* _Job_
Retype every entry word for word.

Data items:
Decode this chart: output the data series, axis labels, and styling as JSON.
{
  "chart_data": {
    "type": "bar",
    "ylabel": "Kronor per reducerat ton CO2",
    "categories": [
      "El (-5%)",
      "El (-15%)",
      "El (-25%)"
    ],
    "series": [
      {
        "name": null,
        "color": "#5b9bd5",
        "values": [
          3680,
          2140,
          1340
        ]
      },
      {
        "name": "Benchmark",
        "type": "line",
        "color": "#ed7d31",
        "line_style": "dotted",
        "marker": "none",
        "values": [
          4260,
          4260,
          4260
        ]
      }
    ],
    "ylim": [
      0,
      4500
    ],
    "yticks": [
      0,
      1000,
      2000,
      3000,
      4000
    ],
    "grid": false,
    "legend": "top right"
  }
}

* _Full answer_
Decode this chart: output the data series, axis labels, and styling as JSON.
{
  "chart_data": {
    "type": "bar",
    "ylabel": "Kronor per reducerat ton CO2",
    "categories": [
      "El (-5%)",
      "El (-15%)",
      "El (-25%)"
    ],
    "series": [
      {
        "name": null,
        "color": "#5b9bd5",
        "values": [
          3680,
          2140,
          1340
        ]
      },
      {
        "name": "Benchmark",
        "type": "line",
        "color": "#ed7d31",
        "line_style": "dotted",
        "marker": "none",
        "values": [
          4260,
          4260,
          4260
        ]
      }
    ],
    "ylim": [
      0,
      4500
    ],
    "yticks": [
      0,
      1000,
      2000,
      3000,
      4000
    ],
    "grid": false,
    "legend": "top right"
  }
}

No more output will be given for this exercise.